%%

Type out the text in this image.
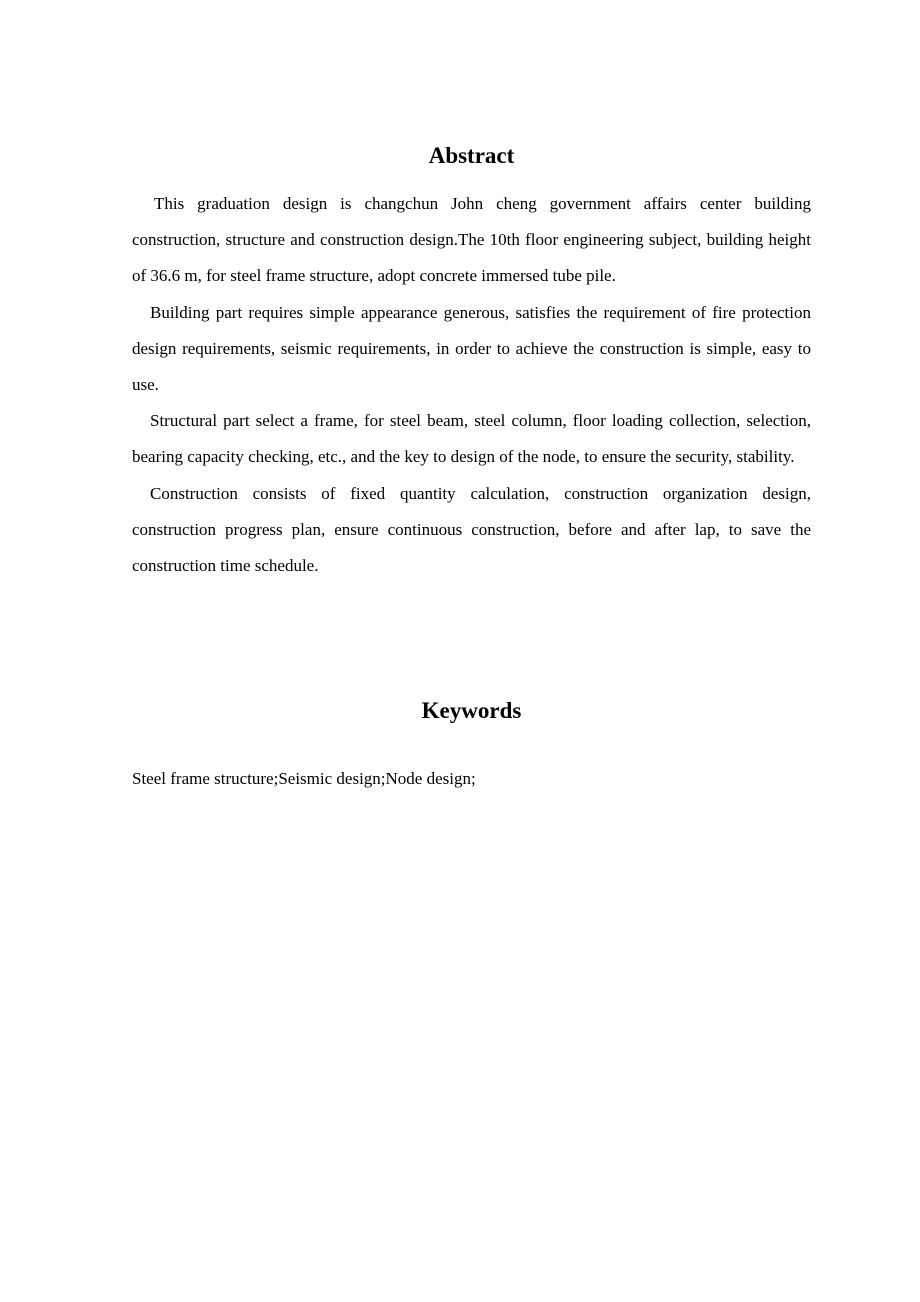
Abstract

This graduation design is changchun John cheng government affairs center building construction, structure and construction design.The 10th floor engineering subject, building height of 36.6 m, for steel frame structure, adopt concrete immersed tube pile.

Building part requires simple appearance generous, satisfies the requirement of fire protection design requirements, seismic requirements, in order to achieve the construction is simple, easy to use.

Structural part select a frame, for steel beam, steel column, floor loading collection, selection, bearing capacity checking, etc., and the key to design of the node, to ensure the security, stability.

Construction consists of fixed quantity calculation, construction organization design, construction progress plan, ensure continuous construction, before and after lap, to save the construction time schedule.

Keywords

Steel frame structure;Seismic design;Node design;
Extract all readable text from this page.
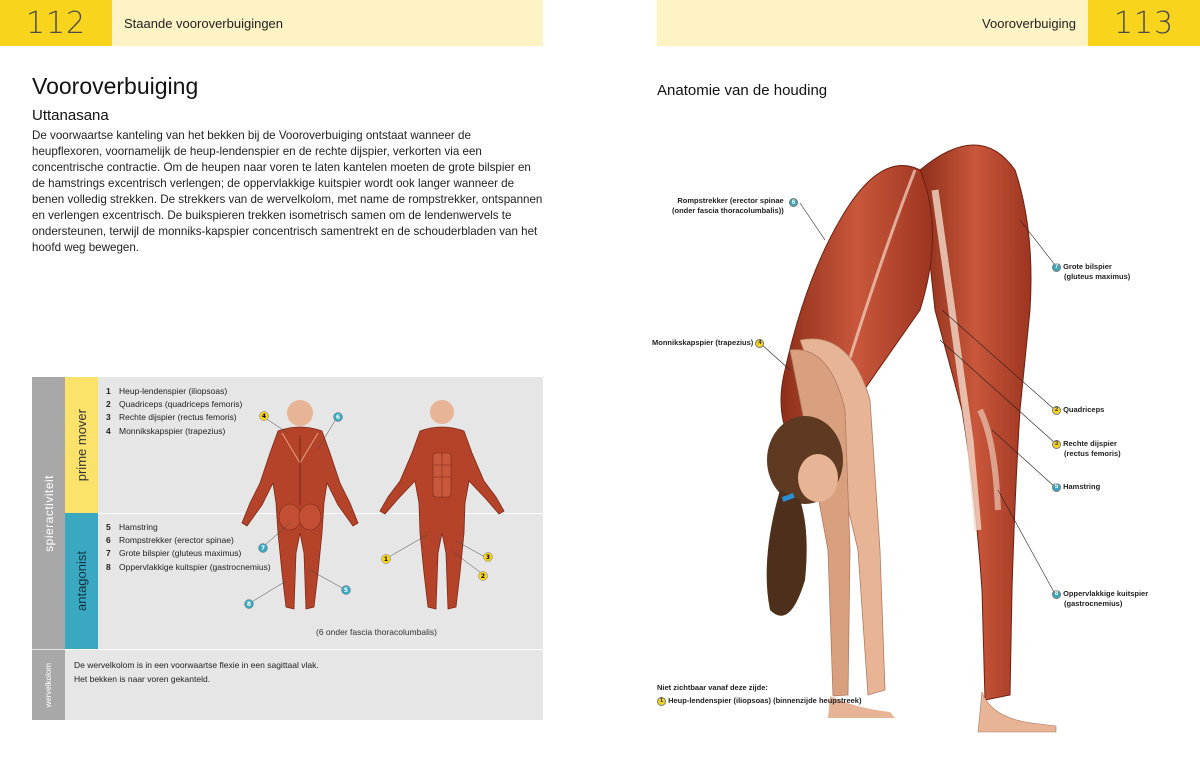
112	Staande vooroverbuigingen	Vooroverbuiging	113
Vooroverbuiging
Uttanasana

De voorwaartse kanteling van het bekken bij de Vooroverbuiging ontstaat wanneer de heupflexoren, voornamelijk de heup-lendenspier en de rechte dijspier, verkorten via een concentrische contractie. Om de heupen naar voren te laten kantelen moeten de grote bilspier en de hamstrings excentrisch verlengen; de oppervlakkige kuitspier wordt ook langer wanneer de benen volledig strekken. De strekkers van de wervelkolom, met name de rompstrekker, ontspannen en verlengen excentrisch. De buikspieren trekken isometrisch samen om de lendenwervels te ondersteunen, terwijl de monniks-kapspier concentrisch samentrekt en de schouderbladen van het hoofd weg bewegen.

spieractiviteit
prime mover
antagonist
1 Heup-lendenspier (iliopsoas)
2 Quadriceps (quadriceps femoris)
3 Rechte dijspier (rectus femoris)
4 Monnikskapspier (trapezius)
5 Hamstring
6 Rompstrekker (erector spinae)
7 Grote bilspier (gluteus maximus)
8 Oppervlakkige kuitspier (gastrocnemius)
4	6
7
5
8
1	3
2
(6 onder fascia thoracolumbalis)
wervelkolom De wervelkolom is in een voorwaartse flexie in een sagittaal vlak.
Het bekken is naar voren gekanteld.
Anatomie van de houding
Rompstrekker (erector spinae
(onder fascia thoracolumbalis))
6
7 Grote bilspier
(gluteus maximus)
Monnikskapspier (trapezius) 4
2 Quadriceps
3 Rechte dijspier
(rectus femoris)
5 Hamstring
8 Oppervlakkige kuitspier
(gastrocnemius)
Niet zichtbaar vanaf deze zijde:
1 Heup-lendenspier (iliopsoas) (binnenzijde heupstreek)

%%

= EXERCISE =
Return every line above in which the string "floor" occurs.

= TASK RESULT =
This graduation design is changchun John cheng government affairs center building construction, structure and construction design.The 10th floor engineering subject, building height of 36.6 m, for steel frame structure, adopt concrete immersed tube pile.
Structural part select a frame, for steel beam, steel column, floor loading collection, selection, bearing capacity checking, etc., and the key to design of the node, to ensure the security, stability.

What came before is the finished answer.